[Excerpt from a dataset]
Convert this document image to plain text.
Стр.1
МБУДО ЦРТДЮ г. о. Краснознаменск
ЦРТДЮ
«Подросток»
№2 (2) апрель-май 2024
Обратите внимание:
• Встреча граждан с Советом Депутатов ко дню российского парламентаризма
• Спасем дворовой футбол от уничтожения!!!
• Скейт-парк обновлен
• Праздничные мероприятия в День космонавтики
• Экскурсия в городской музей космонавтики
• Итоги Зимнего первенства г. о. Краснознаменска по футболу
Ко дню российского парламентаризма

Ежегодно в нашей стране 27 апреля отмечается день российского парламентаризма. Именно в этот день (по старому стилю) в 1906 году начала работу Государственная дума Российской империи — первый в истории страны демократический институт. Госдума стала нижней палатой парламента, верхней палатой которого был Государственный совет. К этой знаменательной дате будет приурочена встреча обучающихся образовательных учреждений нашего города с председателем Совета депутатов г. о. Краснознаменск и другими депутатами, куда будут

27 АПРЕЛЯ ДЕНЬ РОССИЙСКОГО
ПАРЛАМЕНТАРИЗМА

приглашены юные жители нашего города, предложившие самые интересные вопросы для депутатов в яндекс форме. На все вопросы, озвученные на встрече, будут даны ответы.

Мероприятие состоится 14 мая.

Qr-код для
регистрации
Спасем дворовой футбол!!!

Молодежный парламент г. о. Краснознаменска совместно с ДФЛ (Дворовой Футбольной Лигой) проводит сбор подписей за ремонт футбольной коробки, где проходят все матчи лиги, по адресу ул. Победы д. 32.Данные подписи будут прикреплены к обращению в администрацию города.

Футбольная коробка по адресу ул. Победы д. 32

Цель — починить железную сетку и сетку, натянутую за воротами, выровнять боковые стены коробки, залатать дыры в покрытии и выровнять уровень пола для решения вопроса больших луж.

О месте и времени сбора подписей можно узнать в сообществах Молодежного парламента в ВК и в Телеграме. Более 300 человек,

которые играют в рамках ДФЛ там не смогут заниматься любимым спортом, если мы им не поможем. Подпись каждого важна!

→ Given request
List all lines where "Победы" occurs.

→ Task solution
Молодежный парламент г. о. Краснознаменска совместно с ДФЛ (Дворовой Футбольной Лигой) проводит сбор подписей за ремонт футбольной коробки, где проходят все матчи лиги, по адресу ул. Победы д. 32.Данные подписи будут прикреплены к обращению в администрацию города.
Футбольная коробка по адресу ул. Победы д. 32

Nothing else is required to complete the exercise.